#### DATA SUPPLIED:
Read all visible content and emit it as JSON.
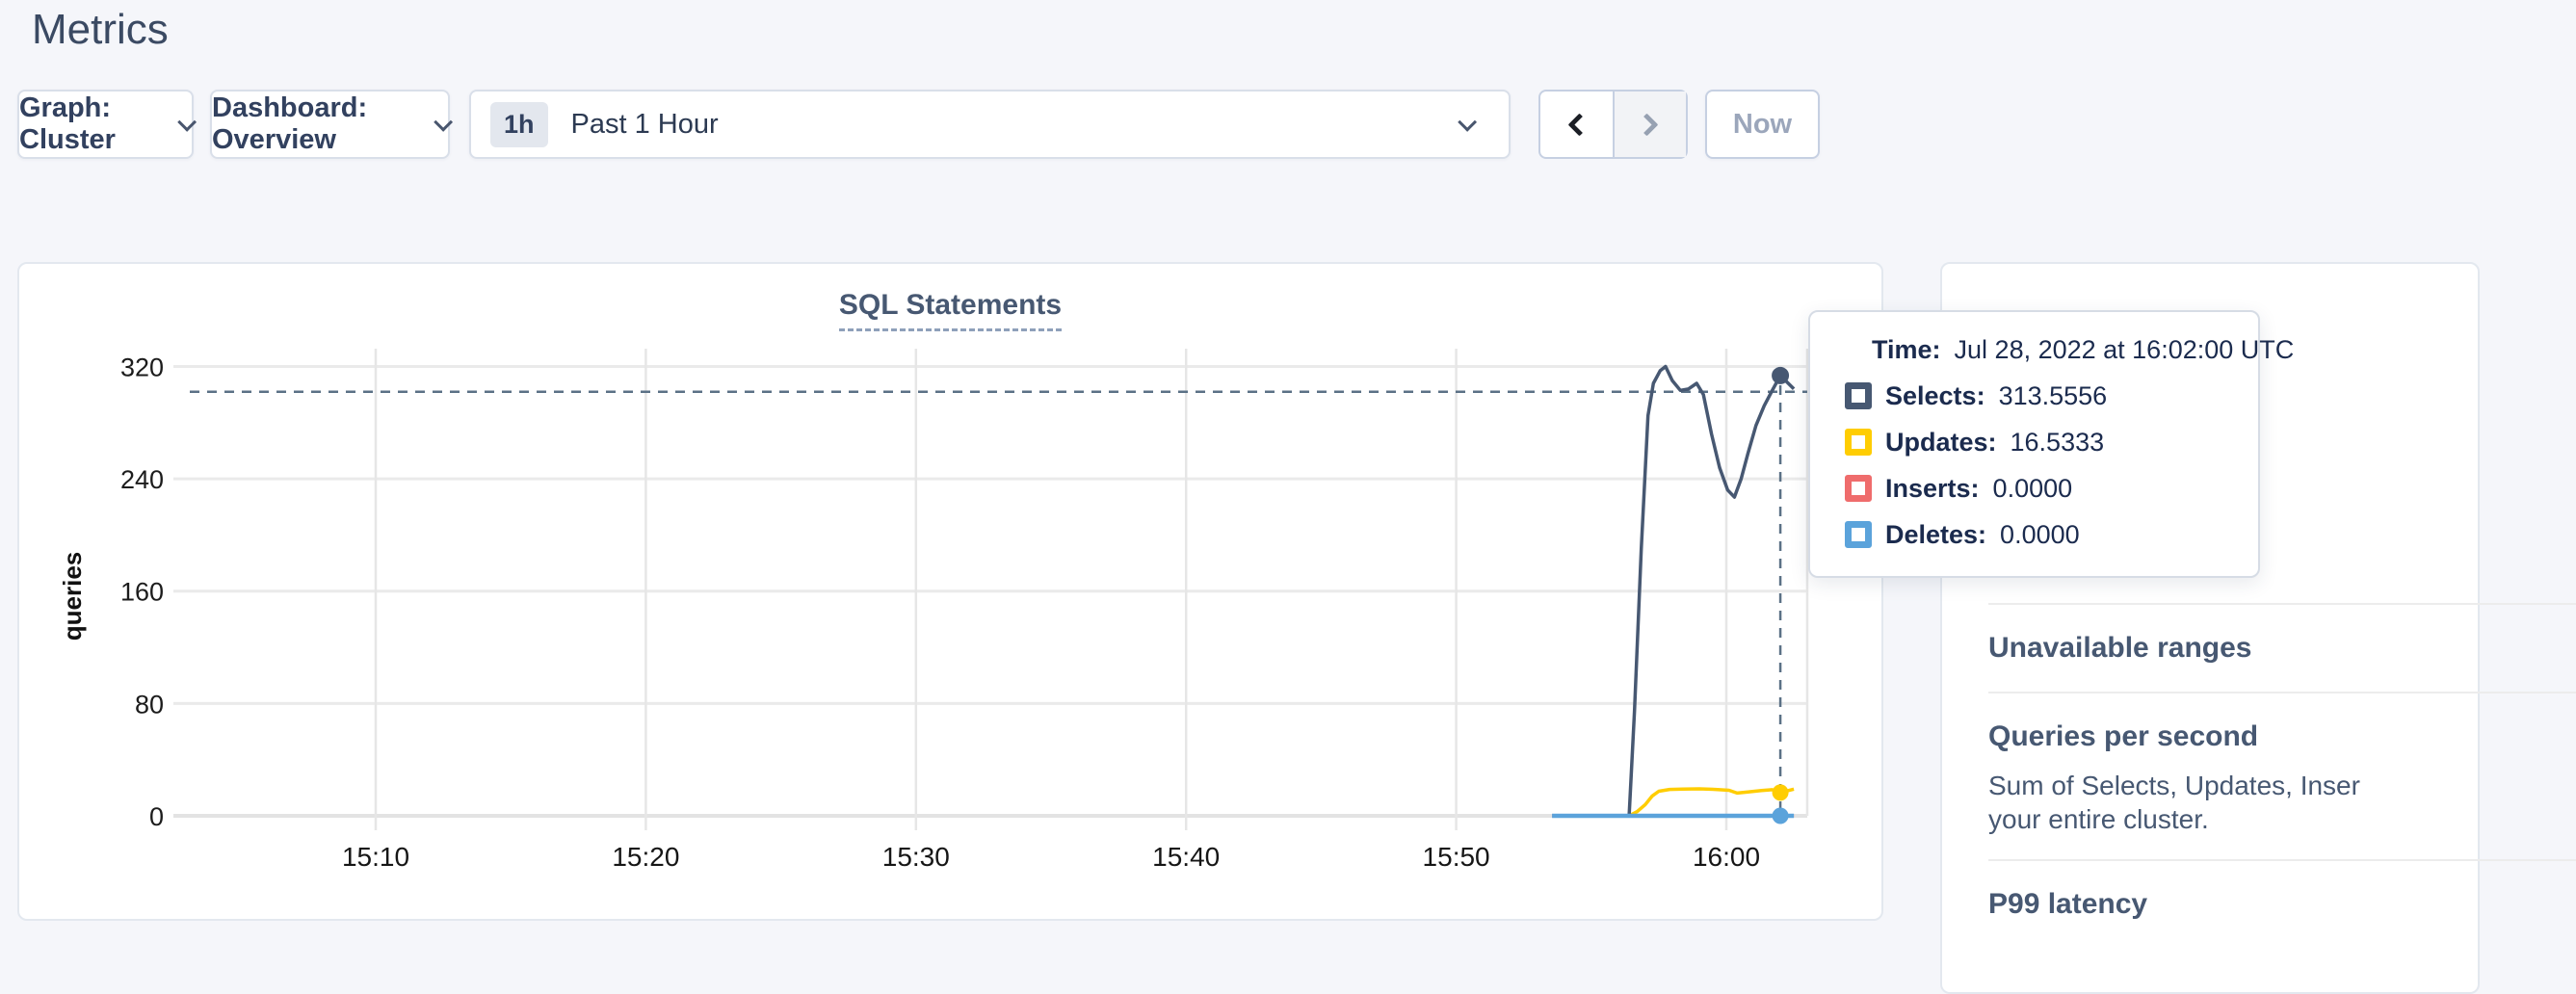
{
  "page": {
    "title": "Metrics"
  },
  "toolbar": {
    "graph_label": "Graph: Cluster",
    "dashboard_label": "Dashboard: Overview",
    "time_badge": "1h",
    "time_label": "Past 1 Hour",
    "now_label": "Now"
  },
  "chart_data": {
    "type": "line",
    "title": "SQL Statements",
    "ylabel": "queries",
    "yticks": [
      0,
      80,
      160,
      240,
      320
    ],
    "ylim": [
      0,
      333
    ],
    "grid": true,
    "legend_position": "tooltip-only",
    "xticks": [
      {
        "label": "15:10",
        "t": 10
      },
      {
        "label": "15:20",
        "t": 20
      },
      {
        "label": "15:30",
        "t": 30
      },
      {
        "label": "15:40",
        "t": 40
      },
      {
        "label": "15:50",
        "t": 50
      },
      {
        "label": "16:00",
        "t": 60
      }
    ],
    "x_axis_note": "t = minutes after 15:00, Jul 28 2022 UTC",
    "series": [
      {
        "name": "Inserts",
        "color": "#ef6c6c",
        "width": 3,
        "points": [
          [
            53.55,
            0
          ],
          [
            62.5,
            0
          ]
        ]
      },
      {
        "name": "Updates",
        "color": "#ffcd02",
        "width": 3.5,
        "points": [
          [
            56.4,
            0
          ],
          [
            56.7,
            3
          ],
          [
            57.0,
            8
          ],
          [
            57.25,
            14
          ],
          [
            57.5,
            17.5
          ],
          [
            57.9,
            18.8
          ],
          [
            58.4,
            19
          ],
          [
            59.0,
            19.2
          ],
          [
            59.6,
            18.8
          ],
          [
            60.1,
            18.2
          ],
          [
            60.4,
            16.2
          ],
          [
            60.8,
            17
          ],
          [
            61.3,
            18
          ],
          [
            61.7,
            18.6
          ],
          [
            62.0,
            16.5333
          ],
          [
            62.5,
            19
          ]
        ]
      },
      {
        "name": "Selects",
        "color": "#475872",
        "width": 3.5,
        "points": [
          [
            56.4,
            0
          ],
          [
            56.6,
            75
          ],
          [
            56.85,
            190
          ],
          [
            57.1,
            285
          ],
          [
            57.3,
            308
          ],
          [
            57.55,
            317
          ],
          [
            57.75,
            320
          ],
          [
            58.0,
            310
          ],
          [
            58.3,
            303
          ],
          [
            58.6,
            304
          ],
          [
            58.9,
            308
          ],
          [
            59.15,
            300
          ],
          [
            59.45,
            272
          ],
          [
            59.75,
            248
          ],
          [
            60.05,
            232
          ],
          [
            60.3,
            227
          ],
          [
            60.55,
            240
          ],
          [
            60.8,
            258
          ],
          [
            61.1,
            278
          ],
          [
            61.4,
            292
          ],
          [
            61.7,
            303
          ],
          [
            62.0,
            313.5556
          ],
          [
            62.5,
            304
          ]
        ]
      },
      {
        "name": "Deletes",
        "color": "#5ba3db",
        "width": 4.5,
        "points": [
          [
            53.55,
            0
          ],
          [
            62.5,
            0
          ]
        ]
      }
    ],
    "hover": {
      "t": 62.0,
      "hline_value": 302,
      "dots": [
        {
          "series": "Selects",
          "value": 313.5556,
          "color": "#475872",
          "r": 9
        },
        {
          "series": "Updates",
          "value": 16.5333,
          "color": "#ffcd02",
          "r": 8.5
        },
        {
          "series": "Deletes",
          "value": 0,
          "color": "#5ba3db",
          "r": 8.5
        }
      ]
    }
  },
  "tooltip": {
    "time_label": "Time:",
    "time_value": "Jul 28, 2022 at 16:02:00 UTC",
    "rows": [
      {
        "label": "Selects:",
        "value": "313.5556",
        "color": "#475872"
      },
      {
        "label": "Updates:",
        "value": "16.5333",
        "color": "#ffcd02"
      },
      {
        "label": "Inserts:",
        "value": "0.0000",
        "color": "#ef6c6c"
      },
      {
        "label": "Deletes:",
        "value": "0.0000",
        "color": "#5ba3db"
      }
    ]
  },
  "sidebar": {
    "items": [
      {
        "title": "Unavailable ranges",
        "lines": []
      },
      {
        "title": "Queries per second",
        "lines": [
          "Sum of Selects, Updates, Inser",
          "your entire cluster."
        ]
      },
      {
        "title": "P99 latency",
        "lines": []
      }
    ]
  }
}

#### EXERCISE DESCRIPTION:
Give the material again exactly as it is, but keep the pictures out.

#### SOLUTION TO THIS EXERCISE:
Read all visible content and emit it as JSON.
{
  "page": {
    "title": "Metrics"
  },
  "toolbar": {
    "graph_label": "Graph: Cluster",
    "dashboard_label": "Dashboard: Overview",
    "time_badge": "1h",
    "time_label": "Past 1 Hour",
    "now_label": "Now"
  },
  "chart_data": {
    "type": "line",
    "title": "SQL Statements",
    "ylabel": "queries",
    "yticks": [
      0,
      80,
      160,
      240,
      320
    ],
    "ylim": [
      0,
      333
    ],
    "grid": true,
    "legend_position": "tooltip-only",
    "xticks": [
      {
        "label": "15:10",
        "t": 10
      },
      {
        "label": "15:20",
        "t": 20
      },
      {
        "label": "15:30",
        "t": 30
      },
      {
        "label": "15:40",
        "t": 40
      },
      {
        "label": "15:50",
        "t": 50
      },
      {
        "label": "16:00",
        "t": 60
      }
    ],
    "x_axis_note": "t = minutes after 15:00, Jul 28 2022 UTC",
    "series": [
      {
        "name": "Inserts",
        "color": "#ef6c6c",
        "width": 3,
        "points": [
          [
            53.55,
            0
          ],
          [
            62.5,
            0
          ]
        ]
      },
      {
        "name": "Updates",
        "color": "#ffcd02",
        "width": 3.5,
        "points": [
          [
            56.4,
            0
          ],
          [
            56.7,
            3
          ],
          [
            57.0,
            8
          ],
          [
            57.25,
            14
          ],
          [
            57.5,
            17.5
          ],
          [
            57.9,
            18.8
          ],
          [
            58.4,
            19
          ],
          [
            59.0,
            19.2
          ],
          [
            59.6,
            18.8
          ],
          [
            60.1,
            18.2
          ],
          [
            60.4,
            16.2
          ],
          [
            60.8,
            17
          ],
          [
            61.3,
            18
          ],
          [
            61.7,
            18.6
          ],
          [
            62.0,
            16.5333
          ],
          [
            62.5,
            19
          ]
        ]
      },
      {
        "name": "Selects",
        "color": "#475872",
        "width": 3.5,
        "points": [
          [
            56.4,
            0
          ],
          [
            56.6,
            75
          ],
          [
            56.85,
            190
          ],
          [
            57.1,
            285
          ],
          [
            57.3,
            308
          ],
          [
            57.55,
            317
          ],
          [
            57.75,
            320
          ],
          [
            58.0,
            310
          ],
          [
            58.3,
            303
          ],
          [
            58.6,
            304
          ],
          [
            58.9,
            308
          ],
          [
            59.15,
            300
          ],
          [
            59.45,
            272
          ],
          [
            59.75,
            248
          ],
          [
            60.05,
            232
          ],
          [
            60.3,
            227
          ],
          [
            60.55,
            240
          ],
          [
            60.8,
            258
          ],
          [
            61.1,
            278
          ],
          [
            61.4,
            292
          ],
          [
            61.7,
            303
          ],
          [
            62.0,
            313.5556
          ],
          [
            62.5,
            304
          ]
        ]
      },
      {
        "name": "Deletes",
        "color": "#5ba3db",
        "width": 4.5,
        "points": [
          [
            53.55,
            0
          ],
          [
            62.5,
            0
          ]
        ]
      }
    ],
    "hover": {
      "t": 62.0,
      "hline_value": 302,
      "dots": [
        {
          "series": "Selects",
          "value": 313.5556,
          "color": "#475872",
          "r": 9
        },
        {
          "series": "Updates",
          "value": 16.5333,
          "color": "#ffcd02",
          "r": 8.5
        },
        {
          "series": "Deletes",
          "value": 0,
          "color": "#5ba3db",
          "r": 8.5
        }
      ]
    }
  },
  "tooltip": {
    "time_label": "Time:",
    "time_value": "Jul 28, 2022 at 16:02:00 UTC",
    "rows": [
      {
        "label": "Selects:",
        "value": "313.5556",
        "color": "#475872"
      },
      {
        "label": "Updates:",
        "value": "16.5333",
        "color": "#ffcd02"
      },
      {
        "label": "Inserts:",
        "value": "0.0000",
        "color": "#ef6c6c"
      },
      {
        "label": "Deletes:",
        "value": "0.0000",
        "color": "#5ba3db"
      }
    ]
  },
  "sidebar": {
    "items": [
      {
        "title": "Unavailable ranges",
        "lines": []
      },
      {
        "title": "Queries per second",
        "lines": [
          "Sum of Selects, Updates, Inser",
          "your entire cluster."
        ]
      },
      {
        "title": "P99 latency",
        "lines": []
      }
    ]
  }
}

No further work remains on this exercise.